TASK OBJECTIVE: Here are some records; return them all exactly.

----- PROVIDED MATERIAL

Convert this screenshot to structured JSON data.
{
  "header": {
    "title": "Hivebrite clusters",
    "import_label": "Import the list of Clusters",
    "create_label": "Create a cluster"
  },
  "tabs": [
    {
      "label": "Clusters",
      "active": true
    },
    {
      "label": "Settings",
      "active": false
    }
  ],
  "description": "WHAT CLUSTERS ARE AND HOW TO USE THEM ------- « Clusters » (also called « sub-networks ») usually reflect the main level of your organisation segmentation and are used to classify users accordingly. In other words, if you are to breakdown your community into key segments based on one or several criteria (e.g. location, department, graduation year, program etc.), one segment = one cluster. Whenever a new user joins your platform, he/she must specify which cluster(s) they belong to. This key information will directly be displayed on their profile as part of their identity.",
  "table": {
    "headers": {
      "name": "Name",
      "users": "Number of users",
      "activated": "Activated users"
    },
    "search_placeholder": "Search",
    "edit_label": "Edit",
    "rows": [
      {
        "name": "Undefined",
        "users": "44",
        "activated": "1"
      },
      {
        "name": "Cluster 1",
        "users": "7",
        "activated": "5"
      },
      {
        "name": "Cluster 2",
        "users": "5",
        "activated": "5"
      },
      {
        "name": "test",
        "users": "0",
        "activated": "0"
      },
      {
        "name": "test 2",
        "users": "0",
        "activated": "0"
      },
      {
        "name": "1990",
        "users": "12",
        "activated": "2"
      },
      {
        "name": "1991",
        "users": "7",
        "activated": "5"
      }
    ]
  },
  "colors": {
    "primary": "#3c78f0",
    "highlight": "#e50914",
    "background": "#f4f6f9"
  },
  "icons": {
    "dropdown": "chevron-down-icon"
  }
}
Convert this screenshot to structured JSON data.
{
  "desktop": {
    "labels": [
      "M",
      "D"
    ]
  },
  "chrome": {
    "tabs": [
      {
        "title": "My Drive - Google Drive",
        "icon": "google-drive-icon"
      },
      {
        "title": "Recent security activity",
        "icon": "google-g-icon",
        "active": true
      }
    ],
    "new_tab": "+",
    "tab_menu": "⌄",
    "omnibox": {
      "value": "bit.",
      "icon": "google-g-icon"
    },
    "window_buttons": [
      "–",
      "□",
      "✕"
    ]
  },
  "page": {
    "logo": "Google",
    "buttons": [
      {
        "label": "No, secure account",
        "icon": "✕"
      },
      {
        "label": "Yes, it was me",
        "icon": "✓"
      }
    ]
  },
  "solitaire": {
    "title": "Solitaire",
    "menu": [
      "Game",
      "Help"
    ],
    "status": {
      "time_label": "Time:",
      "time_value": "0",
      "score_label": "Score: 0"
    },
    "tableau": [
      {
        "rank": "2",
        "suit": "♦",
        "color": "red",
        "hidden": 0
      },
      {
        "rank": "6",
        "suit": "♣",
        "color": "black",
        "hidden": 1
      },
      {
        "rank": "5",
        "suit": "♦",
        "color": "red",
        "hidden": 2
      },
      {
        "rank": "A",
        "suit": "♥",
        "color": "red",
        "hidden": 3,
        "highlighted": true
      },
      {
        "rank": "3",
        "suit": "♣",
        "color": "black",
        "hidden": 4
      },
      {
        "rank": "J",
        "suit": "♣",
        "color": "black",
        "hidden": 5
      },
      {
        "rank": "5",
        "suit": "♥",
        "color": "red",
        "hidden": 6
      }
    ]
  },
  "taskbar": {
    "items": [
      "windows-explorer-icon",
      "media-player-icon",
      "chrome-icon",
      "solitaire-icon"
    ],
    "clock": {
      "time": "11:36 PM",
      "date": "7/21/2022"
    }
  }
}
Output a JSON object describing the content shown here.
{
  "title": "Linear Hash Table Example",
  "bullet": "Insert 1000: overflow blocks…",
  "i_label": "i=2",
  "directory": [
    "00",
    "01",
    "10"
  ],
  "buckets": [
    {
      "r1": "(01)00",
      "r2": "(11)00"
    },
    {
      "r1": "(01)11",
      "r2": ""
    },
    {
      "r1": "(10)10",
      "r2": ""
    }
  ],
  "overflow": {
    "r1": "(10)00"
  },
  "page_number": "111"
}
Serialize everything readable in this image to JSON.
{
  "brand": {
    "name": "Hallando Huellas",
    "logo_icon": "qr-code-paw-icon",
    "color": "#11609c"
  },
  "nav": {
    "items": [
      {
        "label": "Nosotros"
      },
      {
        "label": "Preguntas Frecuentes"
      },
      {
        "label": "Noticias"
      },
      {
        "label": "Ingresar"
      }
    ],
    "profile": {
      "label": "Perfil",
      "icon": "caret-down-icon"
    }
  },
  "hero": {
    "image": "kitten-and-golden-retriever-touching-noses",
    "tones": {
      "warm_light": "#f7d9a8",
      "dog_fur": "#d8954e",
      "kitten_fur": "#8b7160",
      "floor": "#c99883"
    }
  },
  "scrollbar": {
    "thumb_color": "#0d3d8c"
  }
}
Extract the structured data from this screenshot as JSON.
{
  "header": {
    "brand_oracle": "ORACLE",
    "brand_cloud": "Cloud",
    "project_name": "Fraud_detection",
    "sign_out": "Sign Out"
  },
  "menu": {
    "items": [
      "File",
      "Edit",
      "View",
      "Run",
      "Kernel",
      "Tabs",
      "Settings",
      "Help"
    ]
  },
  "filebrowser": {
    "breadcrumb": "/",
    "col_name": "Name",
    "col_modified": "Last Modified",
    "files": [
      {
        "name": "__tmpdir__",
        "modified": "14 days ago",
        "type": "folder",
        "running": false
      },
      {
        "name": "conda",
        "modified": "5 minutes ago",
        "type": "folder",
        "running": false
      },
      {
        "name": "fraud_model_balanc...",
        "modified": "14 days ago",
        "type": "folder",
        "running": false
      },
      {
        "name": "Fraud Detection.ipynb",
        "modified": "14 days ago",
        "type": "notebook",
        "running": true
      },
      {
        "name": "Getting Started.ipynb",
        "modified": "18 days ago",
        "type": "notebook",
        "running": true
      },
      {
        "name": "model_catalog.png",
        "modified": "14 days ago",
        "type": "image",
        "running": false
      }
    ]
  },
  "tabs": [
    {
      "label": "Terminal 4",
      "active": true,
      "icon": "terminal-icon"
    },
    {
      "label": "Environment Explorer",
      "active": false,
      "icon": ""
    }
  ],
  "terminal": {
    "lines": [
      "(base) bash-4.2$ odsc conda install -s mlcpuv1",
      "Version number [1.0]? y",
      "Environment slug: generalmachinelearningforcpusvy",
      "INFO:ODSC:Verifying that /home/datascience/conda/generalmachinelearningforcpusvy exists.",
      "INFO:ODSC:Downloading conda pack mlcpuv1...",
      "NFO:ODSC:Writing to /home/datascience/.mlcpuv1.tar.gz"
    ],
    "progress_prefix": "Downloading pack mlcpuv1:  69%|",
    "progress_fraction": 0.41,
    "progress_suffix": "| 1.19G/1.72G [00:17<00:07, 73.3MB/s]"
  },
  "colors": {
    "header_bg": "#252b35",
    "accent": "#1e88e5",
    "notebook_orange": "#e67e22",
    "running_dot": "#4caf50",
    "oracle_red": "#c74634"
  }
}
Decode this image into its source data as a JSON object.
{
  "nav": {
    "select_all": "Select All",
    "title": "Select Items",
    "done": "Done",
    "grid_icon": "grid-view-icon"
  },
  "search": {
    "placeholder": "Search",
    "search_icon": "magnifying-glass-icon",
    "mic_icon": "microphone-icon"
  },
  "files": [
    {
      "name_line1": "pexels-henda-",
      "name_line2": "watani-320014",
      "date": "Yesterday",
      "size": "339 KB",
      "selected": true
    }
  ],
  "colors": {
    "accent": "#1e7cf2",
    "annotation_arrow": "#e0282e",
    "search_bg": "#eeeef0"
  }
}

----------

THE OUTPUT:
Convert this screenshot to structured JSON data.
{
  "header": {
    "title": "Hivebrite clusters",
    "import_label": "Import the list of Clusters",
    "create_label": "Create a cluster"
  },
  "tabs": [
    {
      "label": "Clusters",
      "active": true
    },
    {
      "label": "Settings",
      "active": false
    }
  ],
  "description": "WHAT CLUSTERS ARE AND HOW TO USE THEM ------- « Clusters » (also called « sub-networks ») usually reflect the main level of your organisation segmentation and are used to classify users accordingly. In other words, if you are to breakdown your community into key segments based on one or several criteria (e.g. location, department, graduation year, program etc.), one segment = one cluster. Whenever a new user joins your platform, he/she must specify which cluster(s) they belong to. This key information will directly be displayed on their profile as part of their identity.",
  "table": {
    "headers": {
      "name": "Name",
      "users": "Number of users",
      "activated": "Activated users"
    },
    "search_placeholder": "Search",
    "edit_label": "Edit",
    "rows": [
      {
        "name": "Undefined",
        "users": "44",
        "activated": "1"
      },
      {
        "name": "Cluster 1",
        "users": "7",
        "activated": "5"
      },
      {
        "name": "Cluster 2",
        "users": "5",
        "activated": "5"
      },
      {
        "name": "test",
        "users": "0",
        "activated": "0"
      },
      {
        "name": "test 2",
        "users": "0",
        "activated": "0"
      },
      {
        "name": "1990",
        "users": "12",
        "activated": "2"
      },
      {
        "name": "1991",
        "users": "7",
        "activated": "5"
      }
    ]
  },
  "colors": {
    "primary": "#3c78f0",
    "highlight": "#e50914",
    "background": "#f4f6f9"
  },
  "icons": {
    "dropdown": "chevron-down-icon"
  }
}
Convert this screenshot to structured JSON data.
{
  "desktop": {
    "labels": [
      "M",
      "D"
    ]
  },
  "chrome": {
    "tabs": [
      {
        "title": "My Drive - Google Drive",
        "icon": "google-drive-icon"
      },
      {
        "title": "Recent security activity",
        "icon": "google-g-icon",
        "active": true
      }
    ],
    "new_tab": "+",
    "tab_menu": "⌄",
    "omnibox": {
      "value": "bit.",
      "icon": "google-g-icon"
    },
    "window_buttons": [
      "–",
      "□",
      "✕"
    ]
  },
  "page": {
    "logo": "Google",
    "buttons": [
      {
        "label": "No, secure account",
        "icon": "✕"
      },
      {
        "label": "Yes, it was me",
        "icon": "✓"
      }
    ]
  },
  "solitaire": {
    "title": "Solitaire",
    "menu": [
      "Game",
      "Help"
    ],
    "status": {
      "time_label": "Time:",
      "time_value": "0",
      "score_label": "Score: 0"
    },
    "tableau": [
      {
        "rank": "2",
        "suit": "♦",
        "color": "red",
        "hidden": 0
      },
      {
        "rank": "6",
        "suit": "♣",
        "color": "black",
        "hidden": 1
      },
      {
        "rank": "5",
        "suit": "♦",
        "color": "red",
        "hidden": 2
      },
      {
        "rank": "A",
        "suit": "♥",
        "color": "red",
        "hidden": 3,
        "highlighted": true
      },
      {
        "rank": "3",
        "suit": "♣",
        "color": "black",
        "hidden": 4
      },
      {
        "rank": "J",
        "suit": "♣",
        "color": "black",
        "hidden": 5
      },
      {
        "rank": "5",
        "suit": "♥",
        "color": "red",
        "hidden": 6
      }
    ]
  },
  "taskbar": {
    "items": [
      "windows-explorer-icon",
      "media-player-icon",
      "chrome-icon",
      "solitaire-icon"
    ],
    "clock": {
      "time": "11:36 PM",
      "date": "7/21/2022"
    }
  }
}
Output a JSON object describing the content shown here.
{
  "title": "Linear Hash Table Example",
  "bullet": "Insert 1000: overflow blocks…",
  "i_label": "i=2",
  "directory": [
    "00",
    "01",
    "10"
  ],
  "buckets": [
    {
      "r1": "(01)00",
      "r2": "(11)00"
    },
    {
      "r1": "(01)11",
      "r2": ""
    },
    {
      "r1": "(10)10",
      "r2": ""
    }
  ],
  "overflow": {
    "r1": "(10)00"
  },
  "page_number": "111"
}
Serialize everything readable in this image to JSON.
{
  "brand": {
    "name": "Hallando Huellas",
    "logo_icon": "qr-code-paw-icon",
    "color": "#11609c"
  },
  "nav": {
    "items": [
      {
        "label": "Nosotros"
      },
      {
        "label": "Preguntas Frecuentes"
      },
      {
        "label": "Noticias"
      },
      {
        "label": "Ingresar"
      }
    ],
    "profile": {
      "label": "Perfil",
      "icon": "caret-down-icon"
    }
  },
  "hero": {
    "image": "kitten-and-golden-retriever-touching-noses",
    "tones": {
      "warm_light": "#f7d9a8",
      "dog_fur": "#d8954e",
      "kitten_fur": "#8b7160",
      "floor": "#c99883"
    }
  },
  "scrollbar": {
    "thumb_color": "#0d3d8c"
  }
}
Extract the structured data from this screenshot as JSON.
{
  "header": {
    "brand_oracle": "ORACLE",
    "brand_cloud": "Cloud",
    "project_name": "Fraud_detection",
    "sign_out": "Sign Out"
  },
  "menu": {
    "items": [
      "File",
      "Edit",
      "View",
      "Run",
      "Kernel",
      "Tabs",
      "Settings",
      "Help"
    ]
  },
  "filebrowser": {
    "breadcrumb": "/",
    "col_name": "Name",
    "col_modified": "Last Modified",
    "files": [
      {
        "name": "__tmpdir__",
        "modified": "14 days ago",
        "type": "folder",
        "running": false
      },
      {
        "name": "conda",
        "modified": "5 minutes ago",
        "type": "folder",
        "running": false
      },
      {
        "name": "fraud_model_balanc...",
        "modified": "14 days ago",
        "type": "folder",
        "running": false
      },
      {
        "name": "Fraud Detection.ipynb",
        "modified": "14 days ago",
        "type": "notebook",
        "running": true
      },
      {
        "name": "Getting Started.ipynb",
        "modified": "18 days ago",
        "type": "notebook",
        "running": true
      },
      {
        "name": "model_catalog.png",
        "modified": "14 days ago",
        "type": "image",
        "running": false
      }
    ]
  },
  "tabs": [
    {
      "label": "Terminal 4",
      "active": true,
      "icon": "terminal-icon"
    },
    {
      "label": "Environment Explorer",
      "active": false,
      "icon": ""
    }
  ],
  "terminal": {
    "lines": [
      "(base) bash-4.2$ odsc conda install -s mlcpuv1",
      "Version number [1.0]? y",
      "Environment slug: generalmachinelearningforcpusvy",
      "INFO:ODSC:Verifying that /home/datascience/conda/generalmachinelearningforcpusvy exists.",
      "INFO:ODSC:Downloading conda pack mlcpuv1...",
      "NFO:ODSC:Writing to /home/datascience/.mlcpuv1.tar.gz"
    ],
    "progress_prefix": "Downloading pack mlcpuv1:  69%|",
    "progress_fraction": 0.41,
    "progress_suffix": "| 1.19G/1.72G [00:17<00:07, 73.3MB/s]"
  },
  "colors": {
    "header_bg": "#252b35",
    "accent": "#1e88e5",
    "notebook_orange": "#e67e22",
    "running_dot": "#4caf50",
    "oracle_red": "#c74634"
  }
}
Decode this image into its source data as a JSON object.
{
  "nav": {
    "select_all": "Select All",
    "title": "Select Items",
    "done": "Done",
    "grid_icon": "grid-view-icon"
  },
  "search": {
    "placeholder": "Search",
    "search_icon": "magnifying-glass-icon",
    "mic_icon": "microphone-icon"
  },
  "files": [
    {
      "name_line1": "pexels-henda-",
      "name_line2": "watani-320014",
      "date": "Yesterday",
      "size": "339 KB",
      "selected": true
    }
  ],
  "colors": {
    "accent": "#1e7cf2",
    "annotation_arrow": "#e0282e",
    "search_bg": "#eeeef0"
  }
}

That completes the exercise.